Select every line containing the word "一起上班吧" from the material, and copy those lines.

———

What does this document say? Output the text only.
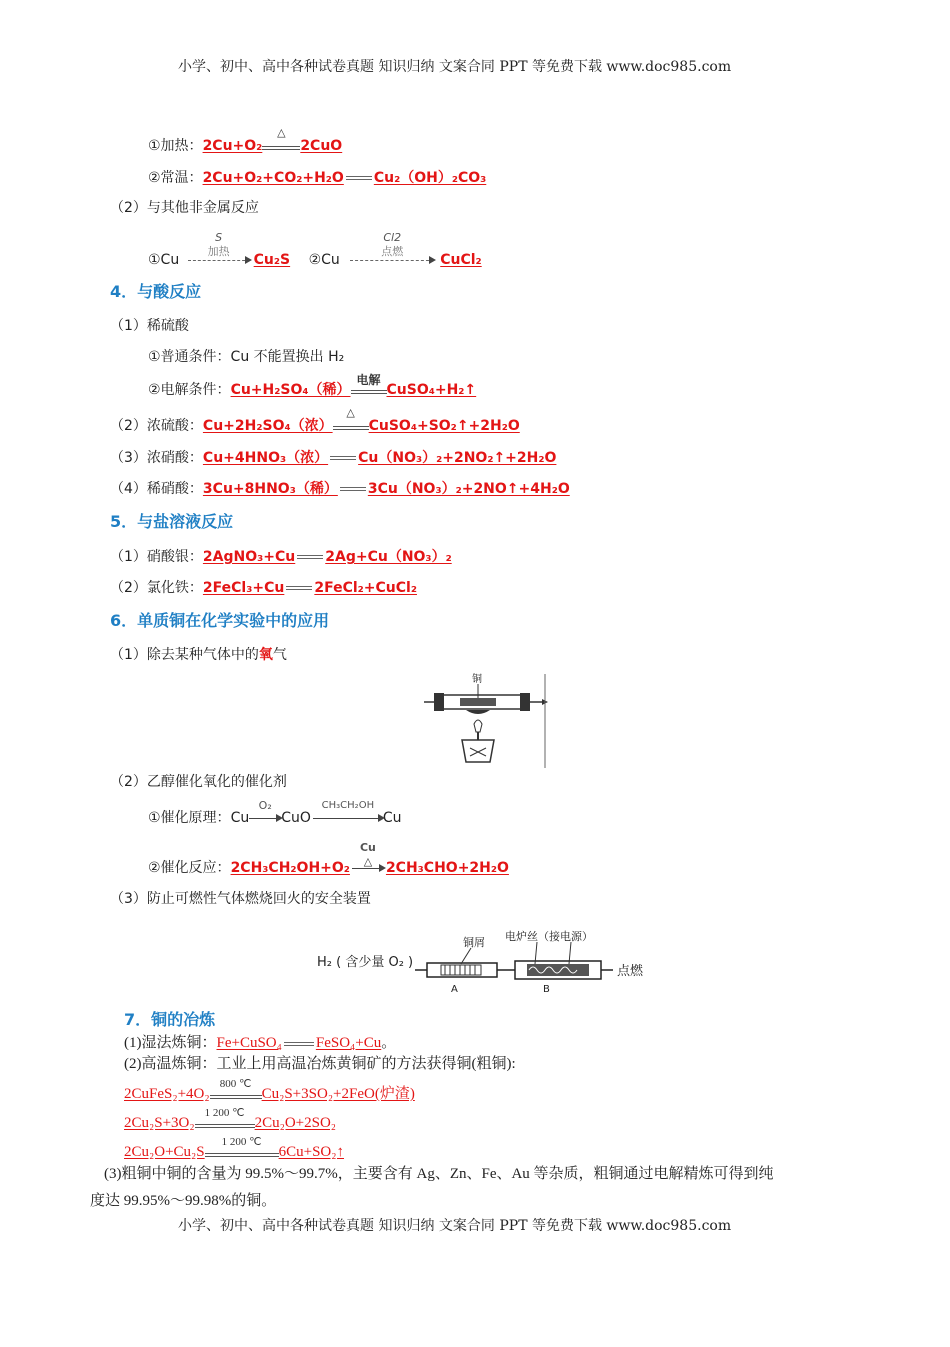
小学、初中、高中各种试卷真题 知识归纳 文案合同 PPT 等免费下载 www.doc985.com
①加热：2Cu+O₂
△
2CuO
②常温：2Cu+O₂+CO₂+H₂O Cu₂（OH）₂CO₃
（2）与其他非金属反应
①Cu
S
加热
Cu₂S ②Cu
Cl2
点燃
CuCl₂
4．与酸反应
（1）稀硫酸
①普通条件：Cu 不能置换出 H₂
②电解条件：Cu+H₂SO₄（稀）
电解
CuSO₄+H₂↑
（2）浓硫酸：Cu+2H₂SO₄（浓）
△
CuSO₄+SO₂↑+2H₂O
（3）浓硝酸：Cu+4HNO₃（浓） Cu（NO₃）₂+2NO₂↑+2H₂O
（4）稀硝酸：3Cu+8HNO₃（稀） 3Cu（NO₃）₂+2NO↑+4H₂O
5．与盐溶液反应
（1）硝酸银：2AgNO₃+Cu 2Ag+Cu（NO₃）₂
（2）氯化铁：2FeCl₃+Cu 2FeCl₂+CuCl₂
6．单质铜在化学实验中的应用
（1）除去某种气体中的氧气
铜
（2）乙醇催化氧化的催化剂
①催化原理：Cu
O₂
CuO
CH₃CH₂OH
Cu
②催化反应：2CH₃CH₂OH+O₂
Cu
△ 2CH₃CHO+2H₂O
（3）防止可燃性气体燃烧回火的安全装置
H₂ ( 含少量 O₂ )
铜屑 电炉丝（接电源）
点燃
A	B
7．铜的冶炼
(1)湿法炼铜：Fe+CuSO₄ FeSO₄+Cu。
(2)高温炼铜：工业上用高温冶炼黄铜矿的方法获得铜(粗铜):
2CuFeS₂+4O₂
800 ℃
Cu₂S+3SO₂+2FeO(炉渣)
2Cu₂S+3O₂
1 200 ℃
2Cu₂O+2SO₂
2Cu₂O+Cu₂S
1 200 ℃
6Cu+SO₂↑
(3)粗铜中铜的含量为 99.5%～99.7%，主要含有 Ag、Zn、Fe、Au 等杂质，粗铜通过电解精炼可得到纯
度达 99.95%～99.98%的铜。
小学、初中、高中各种试卷真题 知识归纳 文案合同 PPT 等免费下载 www.doc985.com
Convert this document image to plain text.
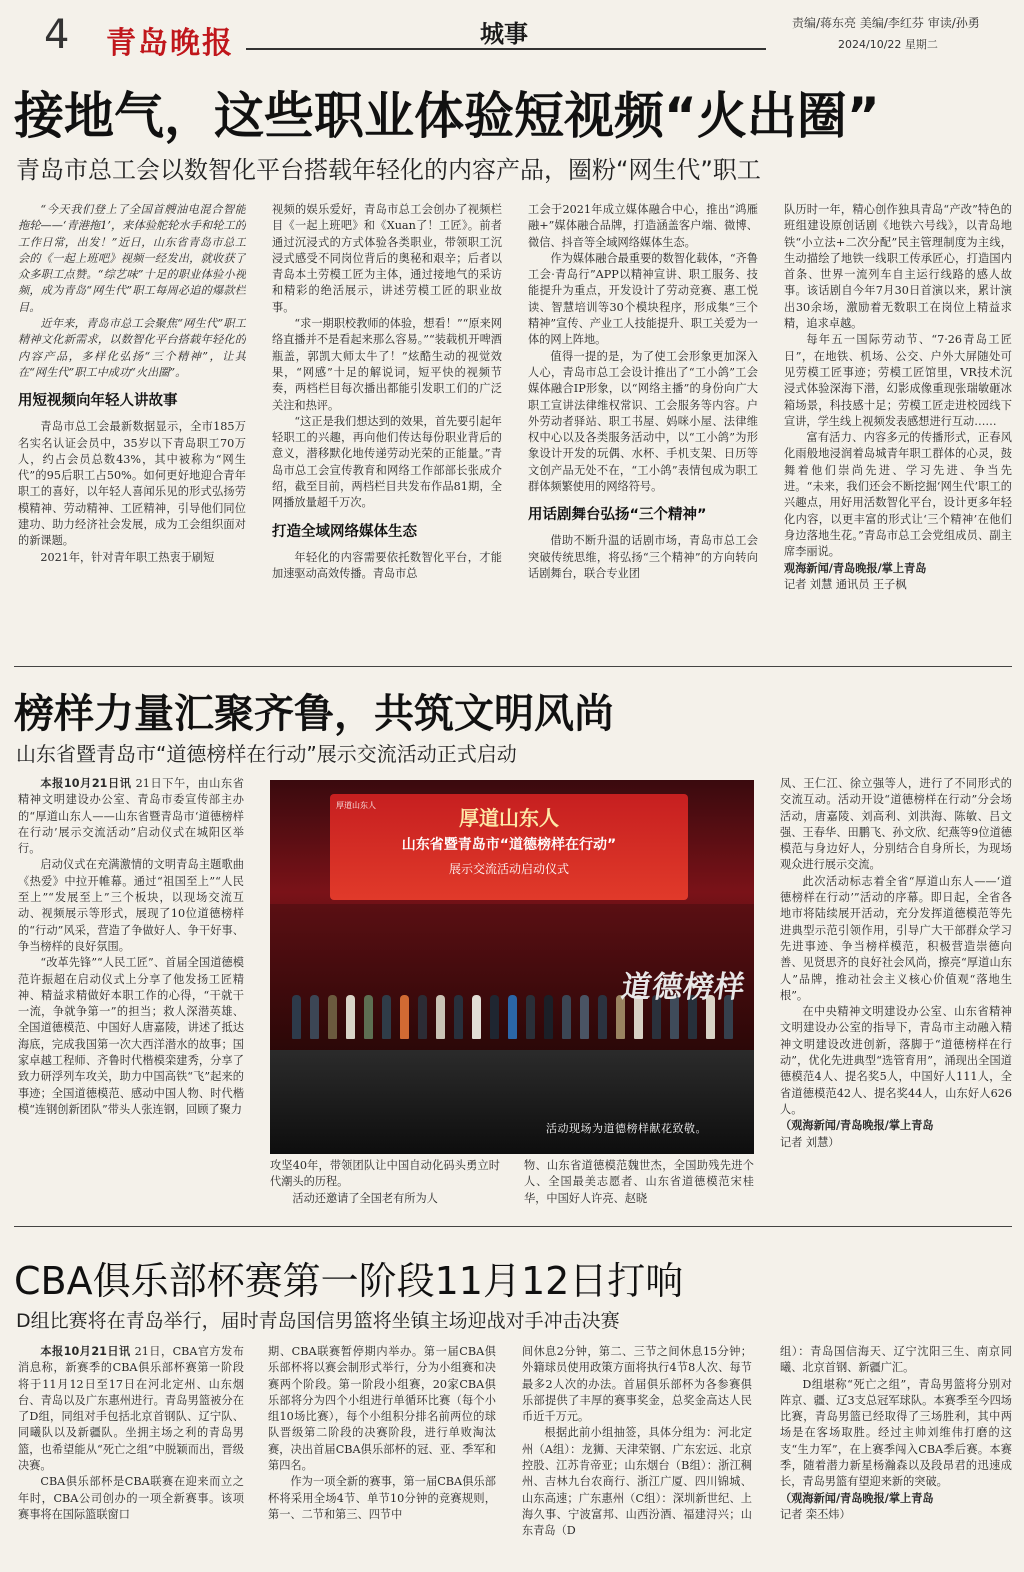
4 青岛晚报	城事	责编/蒋东亮 美编/李红芬 审读/孙勇
2024/10/22 星期二
接地气，这些职业体验短视频“火出圈”
青岛市总工会以数智化平台搭载年轻化的内容产品，圈粉“网生代”职工

“今天我们登上了全国首艘油电混合智能拖轮——‘青港拖1’，来体验舵轮水手和轮工的工作日常，出发！”近日，山东省青岛市总工会的《一起上班吧》视频一经发出，就收获了众多职工点赞。“综艺味”十足的职业体验小视频，成为青岛“网生代”职工每周必追的爆款栏目。

近年来，青岛市总工会聚焦“网生代”职工精神文化新需求，以数智化平台搭载年轻化的内容产品，多样化弘扬“三个精神”，让其在“网生代”职工中成功“火出圈”。

用短视频向年轻人讲故事

青岛市总工会最新数据显示，全市185万名实名认证会员中，35岁以下青岛职工70万人，约占会员总数43%，其中被称为“网生代”的95后职工占50%。如何更好地迎合青年职工的喜好，以年轻人喜闻乐见的形式弘扬劳模精神、劳动精神、工匠精神，引导他们同位建功、助力经济社会发展，成为工会组织面对的新课题。

2021年，针对青年职工热衷于刷短

视频的娱乐爱好，青岛市总工会创办了视频栏目《一起上班吧》和《Xuan了！工匠》。前者通过沉浸式的方式体验各类职业，带领职工沉浸式感受不同岗位背后的奥秘和艰辛；后者以青岛本土劳模工匠为主体，通过接地气的采访和精彩的绝活展示，讲述劳模工匠的职业故事。

“求一期职校教师的体验，想看！”“原来网络直播并不是看起来那么容易。”“装载机开啤酒瓶盖，郭凯大师太牛了！”炫酷生动的视觉效果，“网感”十足的解说词，短平快的视频节奏，两档栏目每次播出都能引发职工们的广泛关注和热评。

“这正是我们想达到的效果，首先要引起年轻职工的兴趣，再向他们传达每份职业背后的意义，潜移默化地传递劳动光荣的正能量。”青岛市总工会宣传教育和网络工作部部长张成介绍，截至目前，两档栏目共发布作品81期，全网播放量超千万次。

打造全域网络媒体生态

年轻化的内容需要依托数智化平台，才能加速驱动高效传播。青岛市总

工会于2021年成立媒体融合中心，推出“鸿雁融+”媒体融合品牌，打造涵盖客户端、微博、微信、抖音等全域网络媒体生态。

作为媒体融合最重要的数智化载体，“齐鲁工会·青岛行”APP以精神宣讲、职工服务、技能提升为重点，开发设计了劳动竞赛、惠工悦读、智慧培训等30个模块程序，形成集“三个精神”宣传、产业工人技能提升、职工关爱为一体的网上阵地。

值得一提的是，为了使工会形象更加深入人心，青岛市总工会设计推出了“工小鸽”工会媒体融合IP形象，以“网络主播”的身份向广大职工宣讲法律维权常识、工会服务等内容。户外劳动者驿站、职工书屋、妈咪小屋、法律维权中心以及各类服务活动中，以“工小鸽”为形象设计开发的玩偶、水杯、手机支架、日历等文创产品无处不在，“工小鸽”表情包成为职工群体频繁使用的网络符号。

用话剧舞台弘扬“三个精神”

借助不断升温的话剧市场，青岛市总工会突破传统思维，将弘扬“三个精神”的方向转向话剧舞台，联合专业团

队历时一年，精心创作独具青岛“产改”特色的班组建设原创话剧《地铁六号线》，以青岛地铁“小立法+二次分配”民主管理制度为主线，生动描绘了地铁一线职工传承匠心，打造国内首条、世界一流列车自主运行线路的感人故事。该话剧自今年7月30日首演以来，累计演出30余场，激励着无数职工在岗位上精益求精，追求卓越。

每年五一国际劳动节、“7·26青岛工匠日”，在地铁、机场、公交、户外大屏随处可见劳模工匠事迹；劳模工匠馆里，VR技术沉浸式体验深海下潜，幻影成像重现张瑞敏砸冰箱场景，科技感十足；劳模工匠走进校园线下宣讲，学生线上视频发表感想进行互动……

富有活力、内容多元的传播形式，正春风化雨般地浸润着岛城青年职工群体的心灵，鼓舞着他们崇尚先进、学习先进、争当先进。“未来，我们还会不断挖掘‘网生代’职工的兴趣点，用好用活数智化平台，设计更多年轻化内容，以更丰富的形式让‘三个精神’在他们身边落地生花。”青岛市总工会党组成员、副主席李丽说。

观海新闻/青岛晚报/掌上青岛

记者 刘慧 通讯员 王子枫

榜样力量汇聚齐鲁，共筑文明风尚
山东省暨青岛市“道德榜样在行动”展示交流活动正式启动

本报10月21日讯 21日下午，由山东省精神文明建设办公室、青岛市委宣传部主办的“厚道山东人——山东省暨青岛市‘道德榜样在行动’展示交流活动”启动仪式在城阳区举行。

启动仪式在充满激情的文明青岛主题歌曲《热爱》中拉开帷幕。通过“祖国至上”“人民至上”“发展至上”三个板块，以现场交流互动、视频展示等形式，展现了10位道德榜样的“行动”风采，营造了争做好人、争干好事、争当榜样的良好氛围。

“改革先锋”“人民工匠”、首届全国道德模范许振超在启动仪式上分享了他发扬工匠精神、精益求精做好本职工作的心得，“干就干一流，争就争第一”的担当；救人深潜英雄、全国道德模范、中国好人唐嘉陵，讲述了抵达海底，完成我国第一次大西洋潜水的故事；国家卓越工程师、齐鲁时代楷模栾建秀，分享了致力研浮列车攻关，助力中国高铁“飞”起来的事迹；全国道德模范、感动中国人物、时代楷模“连钢创新团队”带头人张连钢，回顾了聚力

厚道山东人
厚道山东人
山东省暨青岛市“道德榜样在行动”
展示交流活动启动仪式
道德榜样
活动现场为道德榜样献花致敬。

攻坚40年，带领团队让中国自动化码头勇立时代潮头的历程。

活动还邀请了全国老有所为人

物、山东省道德模范魏世杰，全国助残先进个人、全国最美志愿者、山东省道德模范宋桂华，中国好人许亮、赵晓

凤、王仁江、徐立强等人，进行了不同形式的交流互动。活动开设“道德榜样在行动”分会场活动，唐嘉陵、刘高利、刘洪海、陈敏、吕文强、王春华、田鹏飞、孙文欣、纪燕等9位道德模范与身边好人，分别结合自身所长，为现场观众进行展示交流。

此次活动标志着全省“厚道山东人——‘道德榜样在行动’”活动的序幕。即日起，全省各地市将陆续展开活动，充分发挥道德模范等先进典型示范引领作用，引导广大干部群众学习先进事迹、争当榜样模范，积极营造崇德向善、见贤思齐的良好社会风尚，擦亮“厚道山东人”品牌，推动社会主义核心价值观“落地生根”。

在中央精神文明建设办公室、山东省精神文明建设办公室的指导下，青岛市主动融入精神文明建设改进创新，落脚于“道德榜样在行动”，优化先进典型“选管育用”，涌现出全国道德模范4人、提名奖5人，中国好人111人，全省道德模范42人、提名奖44人，山东好人626人。

（观海新闻/青岛晚报/掌上青岛

记者 刘慧）

CBA俱乐部杯赛第一阶段11月12日打响
D组比赛将在青岛举行，届时青岛国信男篮将坐镇主场迎战对手冲击决赛

本报10月21日讯 21日，CBA官方发布消息称，新赛季的CBA俱乐部杯赛第一阶段将于11月12日至17日在河北定州、山东烟台、青岛以及广东惠州进行。青岛男篮被分在了D组，同组对手包括北京首钢队、辽宁队、同曦队以及新疆队。坐拥主场之利的青岛男篮，也希望能从“死亡之组”中脱颖而出，晋级决赛。

CBA俱乐部杯是CBA联赛在迎来而立之年时，CBA公司创办的一项全新赛事。该项赛事将在国际篮联窗口

期、CBA联赛暂停期内举办。第一届CBA俱乐部杯将以赛会制形式举行，分为小组赛和决赛两个阶段。第一阶段小组赛，20家CBA俱乐部将分为四个小组进行单循环比赛（每个小组10场比赛），每个小组积分排名前两位的球队晋级第二阶段的决赛阶段，进行单败淘汰赛，决出首届CBA俱乐部杯的冠、亚、季军和第四名。

作为一项全新的赛事，第一届CBA俱乐部杯将采用全场4节、单节10分钟的竞赛规则，第一、二节和第三、四节中

间休息2分钟，第二、三节之间休息15分钟；外籍球员使用政策方面将执行4节8人次、每节最多2人次的办法。首届俱乐部杯为各参赛俱乐部提供了丰厚的赛事奖金，总奖金高达人民币近千万元。

根据此前小组抽签，具体分组为：河北定州（A组）：龙狮、天津荣钢、广东宏远、北京控股、江苏肯帝亚；山东烟台（B组）：浙江稠州、吉林九台农商行、浙江广厦、四川锦城、山东高速；广东惠州（C组）：深圳新世纪、上海久事、宁波富邦、山西汾酒、福建浔兴；山东青岛（D

组）：青岛国信海天、辽宁沈阳三生、南京同曦、北京首钢、新疆广汇。

D组堪称“死亡之组”，青岛男篮将分别对阵京、疆、辽3支总冠军球队。本赛季至今四场比赛，青岛男篮已经取得了三场胜利，其中两场是在客场取胜。经过主帅刘维伟打磨的这支“生力军”，在上赛季闯入CBA季后赛。本赛季，随着潜力新星杨瀚森以及段昂君的迅速成长，青岛男篮有望迎来新的突破。

（观海新闻/青岛晚报/掌上青岛

记者 栾丕炜）
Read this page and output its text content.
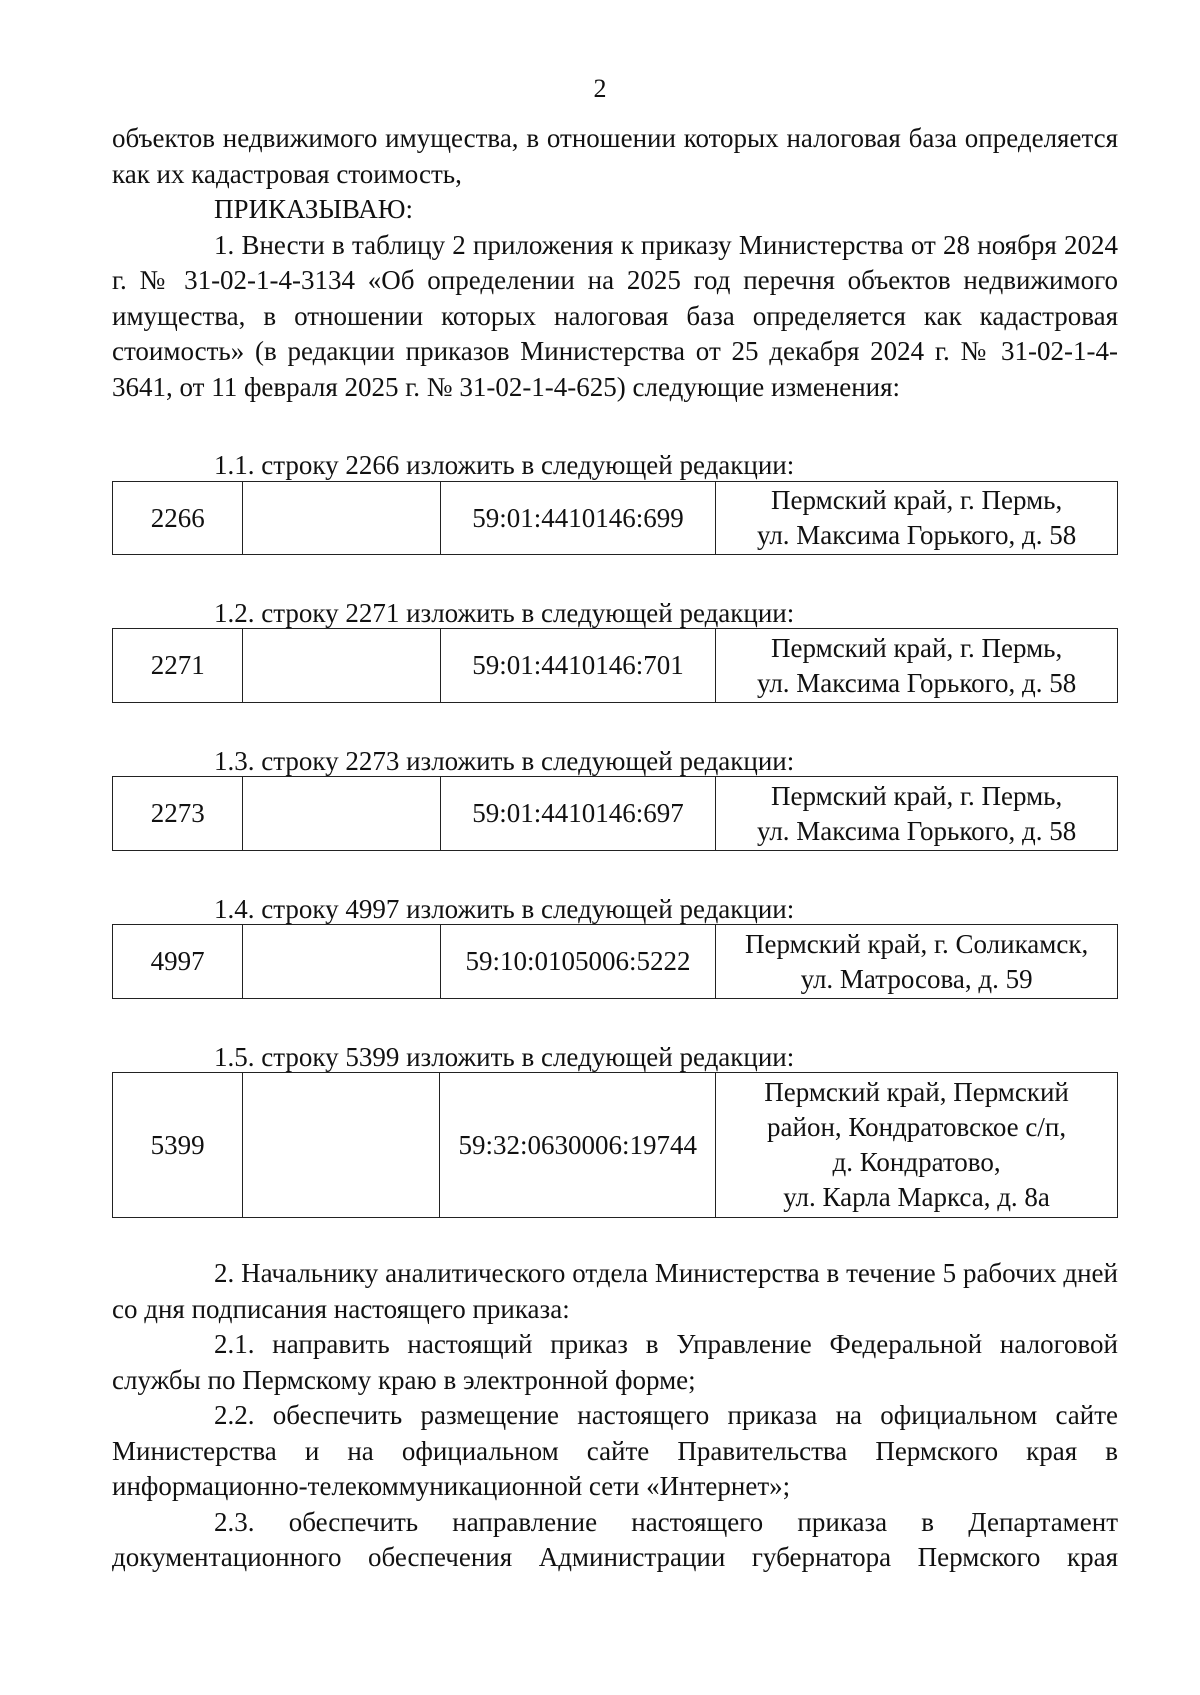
2

объектов недвижимого имущества, в отношении которых налоговая база определяется как их кадастровая стоимость,

ПРИКАЗЫВАЮ:

1. Внести в таблицу 2 приложения к приказу Министерства от 28 ноября 2024 г. № 31-02-1-4-3134 «Об определении на 2025 год перечня объектов недвижимого имущества, в отношении которых налоговая база определяется как кадастровая стоимость» (в редакции приказов Министерства от 25 декабря 2024 г. № 31-02-1-4-3641, от 11 февраля 2025 г. № 31-02-1-4-625) следующие изменения:

1.1. строку 2266 изложить в следующей редакции:
2266		59:01:4410146:699	
Пермский край, г. Пермь,
ул. Максима Горького, д. 58
1.2. строку 2271 изложить в следующей редакции:
2271		59:01:4410146:701	
Пермский край, г. Пермь,
ул. Максима Горького, д. 58
1.3. строку 2273 изложить в следующей редакции:
2273		59:01:4410146:697	
Пермский край, г. Пермь,
ул. Максима Горького, д. 58
1.4. строку 4997 изложить в следующей редакции:
4997		59:10:0105006:5222	
Пермский край, г. Соликамск,
ул. Матросова, д. 59
1.5. строку 5399 изложить в следующей редакции:
5399		59:32:0630006:19744	
Пермский край, Пермский
район, Кондратовское с/п,
д. Кондратово,
ул. Карла Маркса, д. 8а

2. Начальнику аналитического отдела Министерства в течение 5 рабочих дней со дня подписания настоящего приказа:

2.1. направить настоящий приказ в Управление Федеральной налоговой службы по Пермскому краю в электронной форме;

2.2. обеспечить размещение настоящего приказа на официальном сайте Министерства и на официальном сайте Правительства Пермского края в информационно-телекоммуникационной сети «Интернет»;

2.3. обеспечить направление настоящего приказа в Департамент

документационного обеспечения Администрации губернатора Пермского края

———

## Solution
“今天我们登上了全国首艘油电混合智能拖轮——‘青港拖1’，来体验舵轮水手和轮工的工作日常，出发！”近日，山东省青岛市总工会的《一起上班吧》视频一经发出，就收获了众多职工点赞。“综艺味”十足的职业体验小视频，成为青岛“网生代”职工每周必追的爆款栏目。
视频的娱乐爱好，青岛市总工会创办了视频栏目《一起上班吧》和《Xuan了！工匠》。前者通过沉浸式的方式体验各类职业，带领职工沉浸式感受不同岗位背后的奥秘和艰辛；后者以青岛本土劳模工匠为主体，通过接地气的采访和精彩的绝活展示，讲述劳模工匠的职业故事。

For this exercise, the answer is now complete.